> [Problem requirements]: Extract the lines that hold the string "Taupunkt".
--- Records shown ---
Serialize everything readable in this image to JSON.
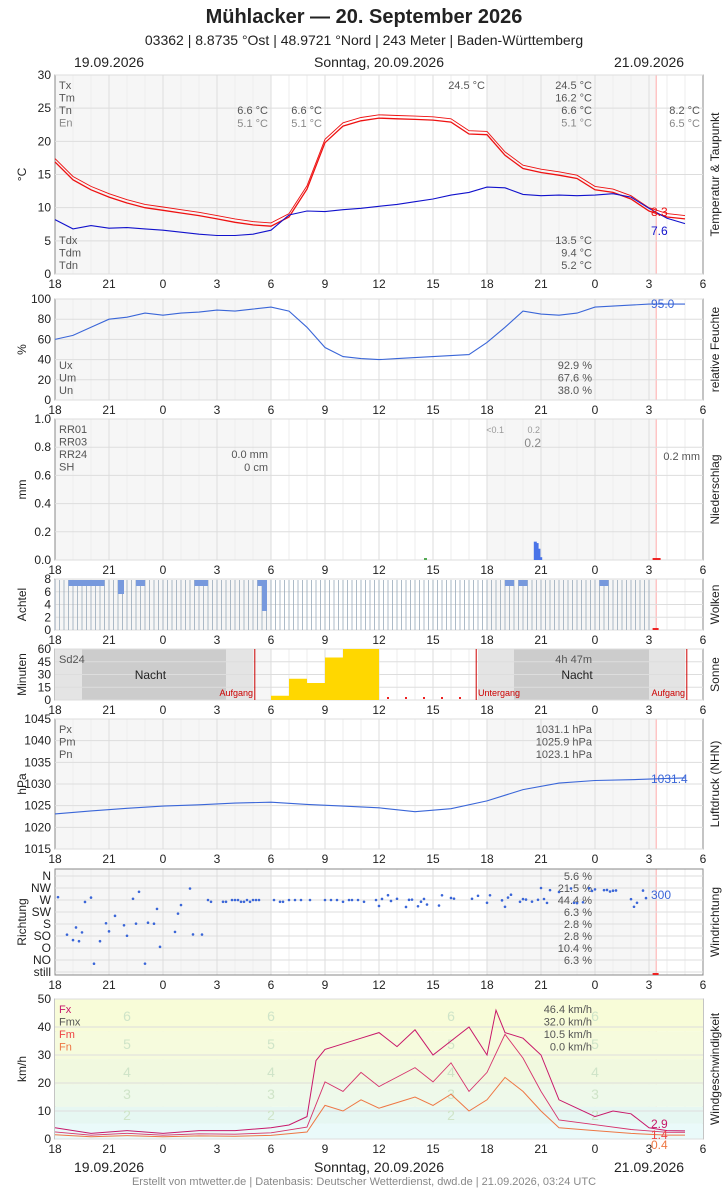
{
  "header": {
    "title": "Mühlacker  —  20. September 2026",
    "subtitle": "03362  |  8.8735 °Ost  |  48.9721 °Nord  |  243 Meter  |  Baden-Württemberg",
    "date_left": "19.09.2026",
    "date_center": "Sonntag, 20.09.2026",
    "date_right": "21.09.2026"
  },
  "footer": {
    "date_left": "19.09.2026",
    "date_center": "Sonntag, 20.09.2026",
    "date_right": "21.09.2026",
    "credit": "Erstellt von mtwetter.de | Datenbasis: Deutscher Wetterdienst, dwd.de | 21.09.2026, 03:24 UTC"
  },
  "colors": {
    "grid": "#dddddd",
    "bg": "#f4f4f4",
    "temp": "#ee1111",
    "dew": "#1111cc",
    "humid": "#3a66d8",
    "press": "#3a66d8",
    "rain": "#4a74e8",
    "cloud": "#7799dd",
    "sun": "#ffd700",
    "gust": "#c8186a",
    "wind": "#ee7744",
    "night": "#bbbbbb"
  },
  "chart_data": [
    {
      "type": "line",
      "ylabel": "°C",
      "side_label": "Temperatur & Taupunkt",
      "x_ticks": [
        "18",
        "21",
        "0",
        "3",
        "6",
        "9",
        "12",
        "15",
        "18",
        "21",
        "0",
        "3",
        "6"
      ],
      "ylim": [
        0,
        30
      ],
      "y_ticks": [
        "0",
        "5",
        "10",
        "15",
        "20",
        "25",
        "30"
      ],
      "series": [
        {
          "name": "Temperatur",
          "color": "#ee1111",
          "x": [
            18,
            19,
            20,
            21,
            22,
            23,
            0,
            1,
            2,
            3,
            4,
            5,
            6,
            7,
            8,
            9,
            10,
            11,
            12,
            13,
            14,
            15,
            16,
            17,
            18,
            19,
            20,
            21,
            22,
            23,
            0,
            1,
            2,
            3,
            4,
            5
          ],
          "values": [
            16.9,
            14.2,
            12.7,
            11.6,
            10.7,
            10.0,
            9.6,
            9.2,
            8.8,
            8.3,
            7.8,
            7.4,
            7.2,
            8.6,
            12.8,
            19.8,
            22.3,
            23.1,
            23.5,
            23.4,
            23.3,
            23.2,
            22.9,
            21.1,
            21.0,
            17.9,
            15.9,
            15.3,
            14.9,
            14.4,
            12.7,
            12.3,
            11.3,
            9.5,
            8.6,
            8.3
          ]
        },
        {
          "name": "Taupunkt",
          "color": "#1111cc",
          "x": [
            18,
            19,
            20,
            21,
            22,
            23,
            0,
            1,
            2,
            3,
            4,
            5,
            6,
            7,
            8,
            9,
            10,
            11,
            12,
            13,
            14,
            15,
            16,
            17,
            18,
            19,
            20,
            21,
            22,
            23,
            0,
            1,
            2,
            3,
            4,
            5
          ],
          "values": [
            8.2,
            6.8,
            7.3,
            6.9,
            7.0,
            6.8,
            6.6,
            6.3,
            6.0,
            5.8,
            5.8,
            6.0,
            6.6,
            8.9,
            9.5,
            9.4,
            9.7,
            9.9,
            10.2,
            10.5,
            10.9,
            11.3,
            11.9,
            12.3,
            13.1,
            13.0,
            12.0,
            11.8,
            11.9,
            11.8,
            11.9,
            12.1,
            11.6,
            9.9,
            8.4,
            7.6
          ]
        }
      ],
      "labels": {
        "left": [
          "Tx",
          "Tm",
          "Tn",
          "En"
        ],
        "left_bottom": [
          "Tdx",
          "Tdm",
          "Tdn"
        ],
        "day1": {
          "tn": "6.6 °C",
          "en": "5.1 °C"
        },
        "night": {
          "tn": "6.6 °C",
          "en": "5.1 °C"
        },
        "day2": {
          "tx": "24.5 °C",
          "tm": "16.2 °C",
          "tn": "6.6 °C",
          "en": "5.1 °C",
          "tdx": "13.5 °C",
          "tdm": "9.4 °C",
          "tdn": "5.2 °C"
        },
        "peak": "24.5 °C",
        "right": {
          "tn": "8.2 °C",
          "en": "6.5 °C"
        },
        "last_temp": "8.3",
        "last_dew": "7.6"
      }
    },
    {
      "type": "line",
      "ylabel": "%",
      "side_label": "relative Feuchte",
      "ylim": [
        0,
        100
      ],
      "y_ticks": [
        "0",
        "20",
        "40",
        "60",
        "80",
        "100"
      ],
      "series": [
        {
          "name": "Feuchte",
          "color": "#3a66d8",
          "x": [
            18,
            19,
            20,
            21,
            22,
            23,
            0,
            1,
            2,
            3,
            4,
            5,
            6,
            7,
            8,
            9,
            10,
            11,
            12,
            13,
            14,
            15,
            16,
            17,
            18,
            19,
            20,
            21,
            22,
            23,
            0,
            1,
            2,
            3,
            4,
            5
          ],
          "values": [
            60,
            64,
            72,
            80,
            82,
            86,
            84,
            86,
            87,
            89,
            88,
            90,
            92,
            88,
            72,
            52,
            43,
            41,
            40,
            41,
            42,
            43,
            44,
            45,
            57,
            72,
            88,
            85,
            84,
            86,
            92,
            93,
            94,
            95,
            95,
            95
          ]
        }
      ],
      "labels": {
        "left": [
          "Ux",
          "Um",
          "Un"
        ],
        "values": [
          "92.9 %",
          "67.6 %",
          "38.0 %"
        ],
        "last": "95.0"
      }
    },
    {
      "type": "bar",
      "ylabel": "mm",
      "side_label": "Niederschlag",
      "ylim": [
        0,
        1.0
      ],
      "y_ticks": [
        "0.0",
        "0.2",
        "0.4",
        "0.6",
        "0.8",
        "1.0"
      ],
      "x": [
        20.6,
        20.7,
        20.8,
        20.9
      ],
      "values": [
        0.13,
        0.12,
        0.08,
        0.02
      ],
      "labels": {
        "left": [
          "RR01",
          "RR03",
          "RR24",
          "SH"
        ],
        "rr24": "0.0 mm",
        "sh": "0 cm",
        "small1": "<0.1",
        "small2": "0.2",
        "big": "0.2",
        "right": "0.2 mm"
      }
    },
    {
      "type": "bar",
      "ylabel": "Achtel",
      "side_label": "Wolken",
      "ylim": [
        0,
        8
      ],
      "y_ticks": [
        "0",
        "2",
        "4",
        "6",
        "8"
      ],
      "values_hint": "cloud cover in oktas, mostly 8"
    },
    {
      "type": "bar",
      "ylabel": "Minuten",
      "side_label": "Sonne",
      "ylim": [
        0,
        60
      ],
      "y_ticks": [
        "0",
        "15",
        "30",
        "45",
        "60"
      ],
      "x": [
        6,
        7,
        8,
        9,
        10,
        11
      ],
      "values": [
        5,
        25,
        20,
        50,
        60,
        60
      ],
      "labels": {
        "sd24": "Sd24",
        "night": "Nacht",
        "sunrise": "Aufgang",
        "sunset": "Untergang",
        "duration": "4h 47m"
      }
    },
    {
      "type": "line",
      "ylabel": "hPa",
      "side_label": "Luftdruck (NHN)",
      "ylim": [
        1015,
        1045
      ],
      "y_ticks": [
        "1015",
        "1020",
        "1025",
        "1030",
        "1035",
        "1040",
        "1045"
      ],
      "series": [
        {
          "name": "Luftdruck",
          "color": "#3a66d8",
          "x": [
            18,
            20,
            22,
            0,
            2,
            4,
            6,
            8,
            10,
            12,
            14,
            16,
            18,
            20,
            22,
            0,
            2,
            4,
            5
          ],
          "values": [
            1023.1,
            1023.8,
            1024.4,
            1024.9,
            1025.2,
            1025.6,
            1025.8,
            1025.3,
            1024.9,
            1024.5,
            1023.6,
            1024.3,
            1026.1,
            1028.7,
            1030.2,
            1030.8,
            1031.0,
            1031.3,
            1031.4
          ]
        }
      ],
      "labels": {
        "left": [
          "Px",
          "Pm",
          "Pn"
        ],
        "values": [
          "1031.1 hPa",
          "1025.9 hPa",
          "1023.1 hPa"
        ],
        "last": "1031.4"
      }
    },
    {
      "type": "scatter",
      "ylabel": "Richtung",
      "side_label": "Windrichtung",
      "categories": [
        "N",
        "NW",
        "W",
        "SW",
        "S",
        "SO",
        "O",
        "NO",
        "still"
      ],
      "percents": [
        "5.6 %",
        "21.5 %",
        "44.4 %",
        "6.3 %",
        "2.8 %",
        "2.8 %",
        "10.4 %",
        "6.3 %"
      ],
      "labels": {
        "last": "300"
      }
    },
    {
      "type": "line",
      "ylabel": "km/h",
      "side_label": "Windgeschwindigkeit",
      "ylim": [
        0,
        50
      ],
      "y_ticks": [
        "0",
        "10",
        "20",
        "30",
        "40",
        "50"
      ],
      "series": [
        {
          "name": "Fx",
          "color": "#c8186a",
          "x": [
            18,
            20,
            22,
            0,
            2,
            4,
            6,
            7,
            8,
            8.5,
            9,
            10,
            11,
            12,
            13,
            14,
            15,
            16,
            17,
            18,
            18.5,
            19,
            20,
            21,
            22,
            23,
            0,
            1,
            2,
            3,
            4,
            5
          ],
          "values": [
            4,
            2,
            3,
            2,
            3,
            3,
            4,
            5,
            8,
            28,
            32,
            34,
            36,
            38,
            33,
            39,
            30,
            35,
            40,
            30,
            46,
            38,
            36,
            30,
            14,
            11,
            8,
            10,
            9,
            4,
            3,
            2.9
          ]
        },
        {
          "name": "Fm",
          "color": "#ee7744",
          "x": [
            18,
            20,
            22,
            0,
            2,
            4,
            6,
            8,
            9,
            10,
            11,
            12,
            13,
            14,
            15,
            16,
            17,
            18,
            19,
            20,
            21,
            22,
            0,
            2,
            4,
            5
          ],
          "values": [
            1.5,
            0.8,
            1.2,
            0.8,
            1.1,
            1.0,
            1.3,
            2.5,
            12,
            10,
            14,
            11,
            13,
            15,
            12,
            16,
            10,
            14,
            22,
            17,
            10,
            4,
            3,
            2,
            1.4,
            1.4
          ]
        }
      ],
      "labels": {
        "left": [
          "Fx",
          "Fmx",
          "Fm",
          "Fn"
        ],
        "values": [
          "46.4 km/h",
          "32.0 km/h",
          "10.5 km/h",
          "0.0 km/h"
        ],
        "last_fx": "2.9",
        "last_fm": "1.4",
        "last_fn": "0.4",
        "bft": [
          "6",
          "5",
          "4",
          "3",
          "2"
        ]
      }
    }
  ]
}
---
> [Answer to the exercise]:
      "side_label": "Temperatur & Taupunkt",
          "name": "Taupunkt",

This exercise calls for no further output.